■ **Exercise instructions**: Search the material and gather each line with "author" in it.

■ **Exercise data**:
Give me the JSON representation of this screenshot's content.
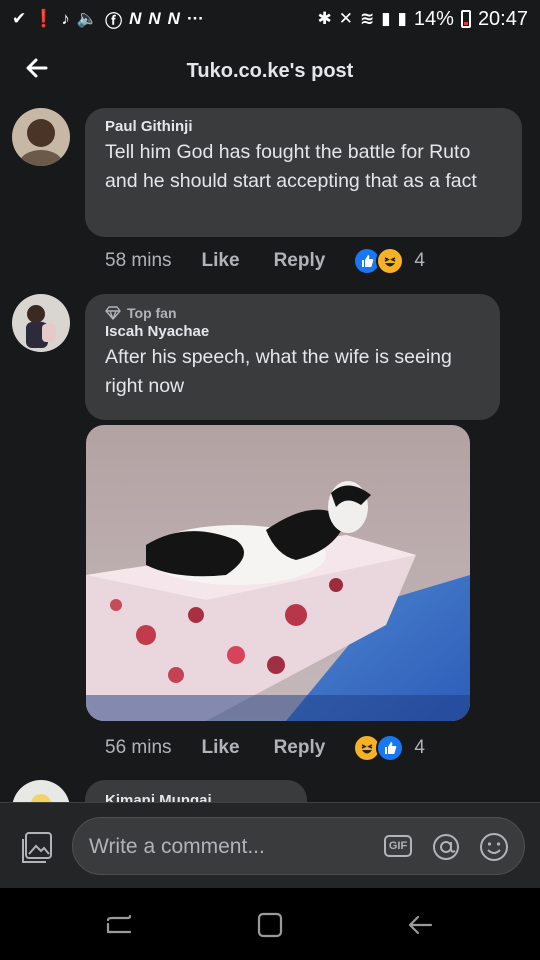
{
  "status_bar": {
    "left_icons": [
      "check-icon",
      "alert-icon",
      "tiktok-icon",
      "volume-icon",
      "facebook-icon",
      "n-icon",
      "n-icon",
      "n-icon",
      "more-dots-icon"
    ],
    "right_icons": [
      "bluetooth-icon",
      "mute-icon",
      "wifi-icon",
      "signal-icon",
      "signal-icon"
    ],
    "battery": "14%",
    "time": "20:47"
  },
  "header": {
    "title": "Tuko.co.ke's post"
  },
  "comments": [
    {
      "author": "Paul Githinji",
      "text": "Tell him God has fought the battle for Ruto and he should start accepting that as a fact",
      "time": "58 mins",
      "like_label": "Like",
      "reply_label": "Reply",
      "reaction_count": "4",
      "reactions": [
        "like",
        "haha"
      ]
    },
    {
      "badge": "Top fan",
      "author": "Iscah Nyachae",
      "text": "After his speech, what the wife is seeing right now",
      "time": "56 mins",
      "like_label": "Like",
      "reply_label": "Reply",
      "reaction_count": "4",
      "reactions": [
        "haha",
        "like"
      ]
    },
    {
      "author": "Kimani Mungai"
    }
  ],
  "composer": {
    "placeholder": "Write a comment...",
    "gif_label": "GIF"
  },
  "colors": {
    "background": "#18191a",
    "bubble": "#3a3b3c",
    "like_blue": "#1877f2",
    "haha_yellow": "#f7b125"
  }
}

---

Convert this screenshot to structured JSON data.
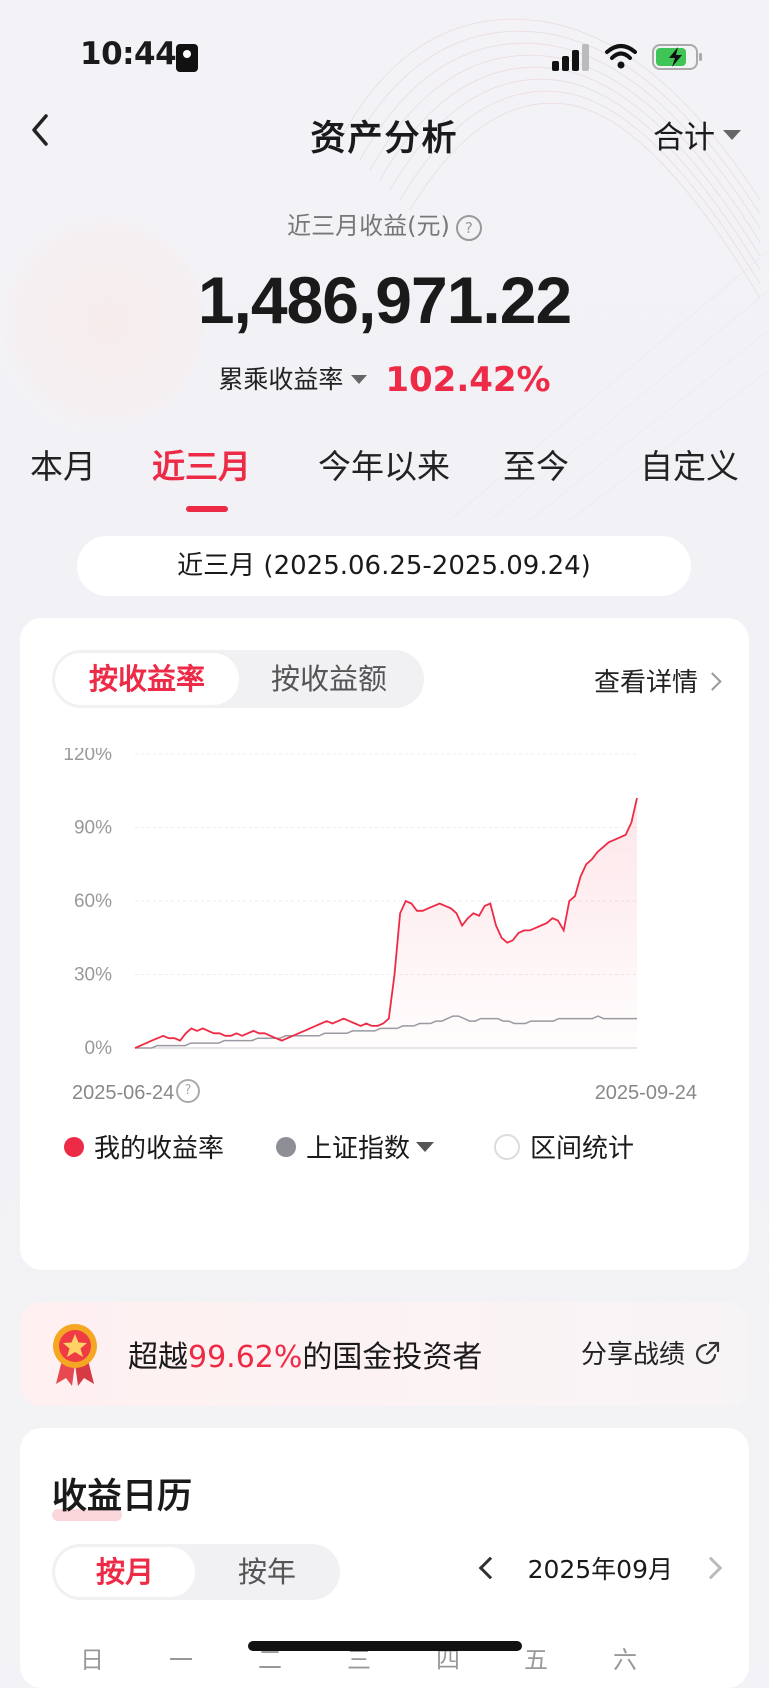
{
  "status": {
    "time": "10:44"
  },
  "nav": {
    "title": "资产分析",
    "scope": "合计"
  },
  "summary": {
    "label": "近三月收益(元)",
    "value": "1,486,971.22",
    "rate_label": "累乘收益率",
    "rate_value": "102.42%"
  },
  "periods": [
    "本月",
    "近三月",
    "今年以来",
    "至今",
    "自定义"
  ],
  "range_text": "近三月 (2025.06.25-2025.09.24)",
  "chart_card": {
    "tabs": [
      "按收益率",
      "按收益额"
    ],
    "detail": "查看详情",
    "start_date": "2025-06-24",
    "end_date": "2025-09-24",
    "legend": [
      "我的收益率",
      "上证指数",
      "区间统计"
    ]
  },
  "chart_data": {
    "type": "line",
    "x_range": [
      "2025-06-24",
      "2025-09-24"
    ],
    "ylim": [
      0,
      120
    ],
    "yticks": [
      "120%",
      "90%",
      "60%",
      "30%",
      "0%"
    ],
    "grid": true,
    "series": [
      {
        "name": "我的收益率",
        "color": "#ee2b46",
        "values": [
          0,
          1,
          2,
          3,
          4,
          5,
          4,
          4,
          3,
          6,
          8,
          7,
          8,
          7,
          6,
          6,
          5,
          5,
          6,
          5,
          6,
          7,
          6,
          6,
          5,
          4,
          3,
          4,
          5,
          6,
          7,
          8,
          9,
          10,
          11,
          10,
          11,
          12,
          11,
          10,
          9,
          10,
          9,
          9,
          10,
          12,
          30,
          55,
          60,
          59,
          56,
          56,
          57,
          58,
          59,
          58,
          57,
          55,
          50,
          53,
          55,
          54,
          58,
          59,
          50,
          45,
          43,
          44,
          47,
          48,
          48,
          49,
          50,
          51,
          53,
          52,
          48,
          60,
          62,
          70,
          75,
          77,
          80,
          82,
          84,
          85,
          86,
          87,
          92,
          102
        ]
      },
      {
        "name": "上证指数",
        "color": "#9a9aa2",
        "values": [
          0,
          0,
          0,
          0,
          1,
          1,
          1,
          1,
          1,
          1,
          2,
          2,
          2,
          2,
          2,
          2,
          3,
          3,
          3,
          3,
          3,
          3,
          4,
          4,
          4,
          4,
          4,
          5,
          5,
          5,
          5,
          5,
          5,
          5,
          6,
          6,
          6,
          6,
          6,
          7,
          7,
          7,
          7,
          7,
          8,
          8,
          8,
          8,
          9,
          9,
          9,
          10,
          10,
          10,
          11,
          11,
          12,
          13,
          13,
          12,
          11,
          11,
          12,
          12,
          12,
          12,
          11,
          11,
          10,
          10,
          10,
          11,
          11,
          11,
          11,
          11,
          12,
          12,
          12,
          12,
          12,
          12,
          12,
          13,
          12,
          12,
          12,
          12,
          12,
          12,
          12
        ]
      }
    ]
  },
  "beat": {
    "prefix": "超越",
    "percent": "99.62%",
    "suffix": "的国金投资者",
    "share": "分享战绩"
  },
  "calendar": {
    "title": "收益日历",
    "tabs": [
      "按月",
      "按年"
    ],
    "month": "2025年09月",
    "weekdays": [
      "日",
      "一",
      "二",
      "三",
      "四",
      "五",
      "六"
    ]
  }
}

...

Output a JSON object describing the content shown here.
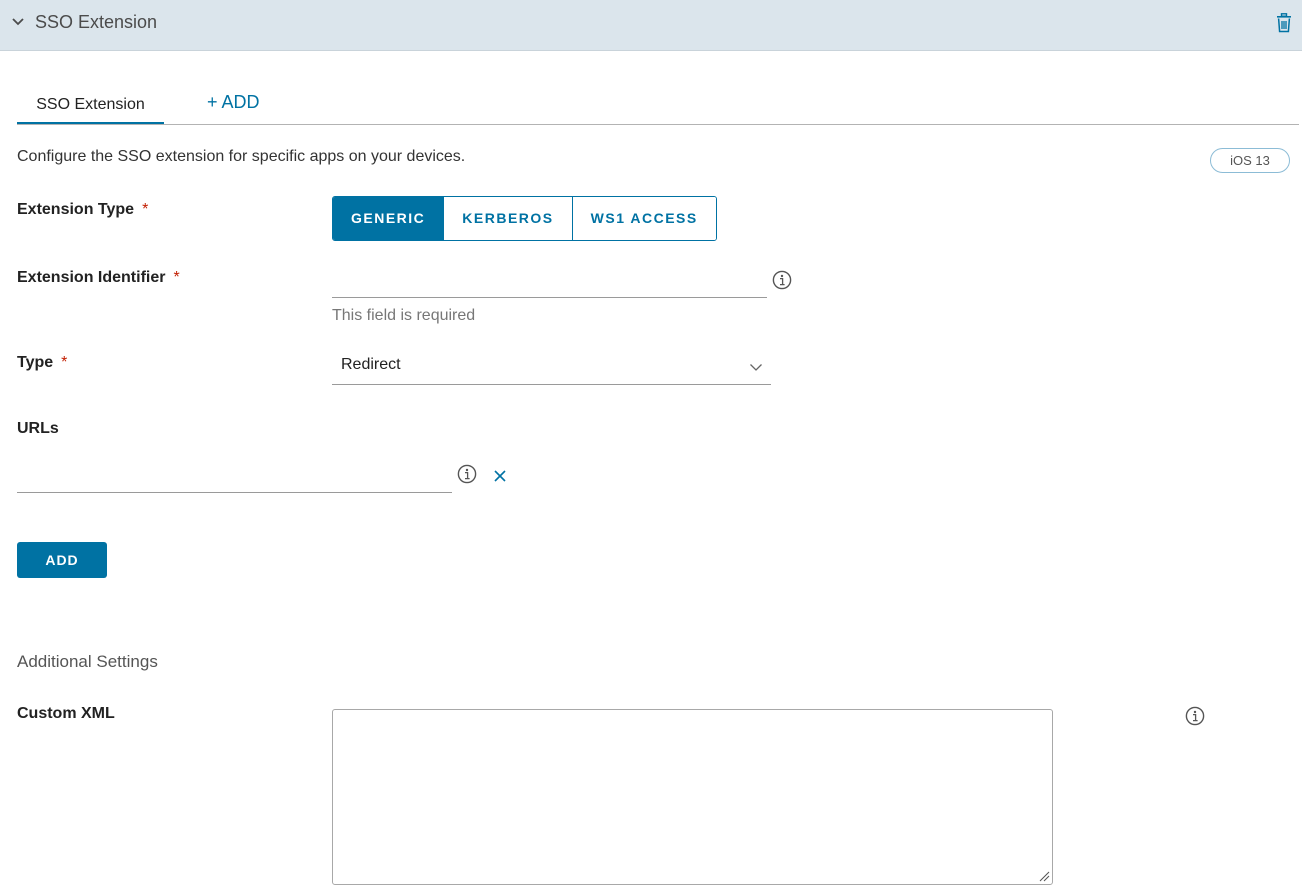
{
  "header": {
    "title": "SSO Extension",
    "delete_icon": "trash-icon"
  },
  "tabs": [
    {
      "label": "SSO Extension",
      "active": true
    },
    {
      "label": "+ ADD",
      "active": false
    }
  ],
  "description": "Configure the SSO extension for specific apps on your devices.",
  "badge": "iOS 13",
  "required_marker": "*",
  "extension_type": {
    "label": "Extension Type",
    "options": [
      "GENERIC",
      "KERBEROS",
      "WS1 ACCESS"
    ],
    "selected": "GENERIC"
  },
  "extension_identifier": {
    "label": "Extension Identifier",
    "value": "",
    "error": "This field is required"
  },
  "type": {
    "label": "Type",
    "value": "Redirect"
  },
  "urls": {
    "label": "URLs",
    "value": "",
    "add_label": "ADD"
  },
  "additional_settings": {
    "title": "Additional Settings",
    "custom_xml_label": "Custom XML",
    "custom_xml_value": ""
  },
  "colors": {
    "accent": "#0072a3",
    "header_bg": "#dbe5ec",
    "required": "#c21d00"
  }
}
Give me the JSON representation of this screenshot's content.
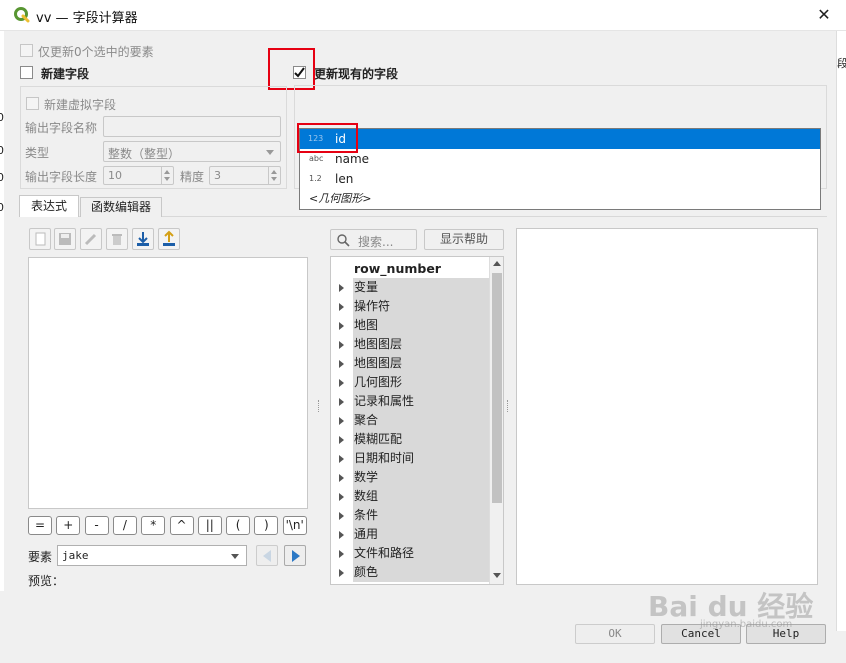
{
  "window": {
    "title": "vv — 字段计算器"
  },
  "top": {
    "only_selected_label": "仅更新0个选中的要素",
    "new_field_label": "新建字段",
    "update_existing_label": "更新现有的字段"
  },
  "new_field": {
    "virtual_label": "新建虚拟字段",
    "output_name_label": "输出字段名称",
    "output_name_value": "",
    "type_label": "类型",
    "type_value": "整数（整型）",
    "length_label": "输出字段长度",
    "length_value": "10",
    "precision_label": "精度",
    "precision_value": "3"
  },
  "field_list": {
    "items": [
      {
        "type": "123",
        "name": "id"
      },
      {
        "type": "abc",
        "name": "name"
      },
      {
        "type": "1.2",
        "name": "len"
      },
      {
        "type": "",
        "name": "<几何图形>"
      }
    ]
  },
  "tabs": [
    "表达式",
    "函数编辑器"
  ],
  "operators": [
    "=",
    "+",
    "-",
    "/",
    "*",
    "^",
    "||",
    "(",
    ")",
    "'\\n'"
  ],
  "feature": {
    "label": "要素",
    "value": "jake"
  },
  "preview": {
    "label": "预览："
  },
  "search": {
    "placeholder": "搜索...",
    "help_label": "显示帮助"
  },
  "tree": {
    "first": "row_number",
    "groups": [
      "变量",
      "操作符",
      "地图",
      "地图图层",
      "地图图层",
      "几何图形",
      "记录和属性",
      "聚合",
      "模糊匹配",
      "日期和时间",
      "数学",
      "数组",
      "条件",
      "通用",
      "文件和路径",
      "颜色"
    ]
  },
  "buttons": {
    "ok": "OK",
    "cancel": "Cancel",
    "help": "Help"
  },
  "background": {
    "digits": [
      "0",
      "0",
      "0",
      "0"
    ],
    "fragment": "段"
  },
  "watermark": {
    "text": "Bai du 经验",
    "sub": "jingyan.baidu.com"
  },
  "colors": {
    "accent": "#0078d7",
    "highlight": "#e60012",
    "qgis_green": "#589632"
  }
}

■ **Expected answer**:
      "author": "Paul Githinji",
      "author": "Iscah Nyachae",
      "author": "Kimani Mungai"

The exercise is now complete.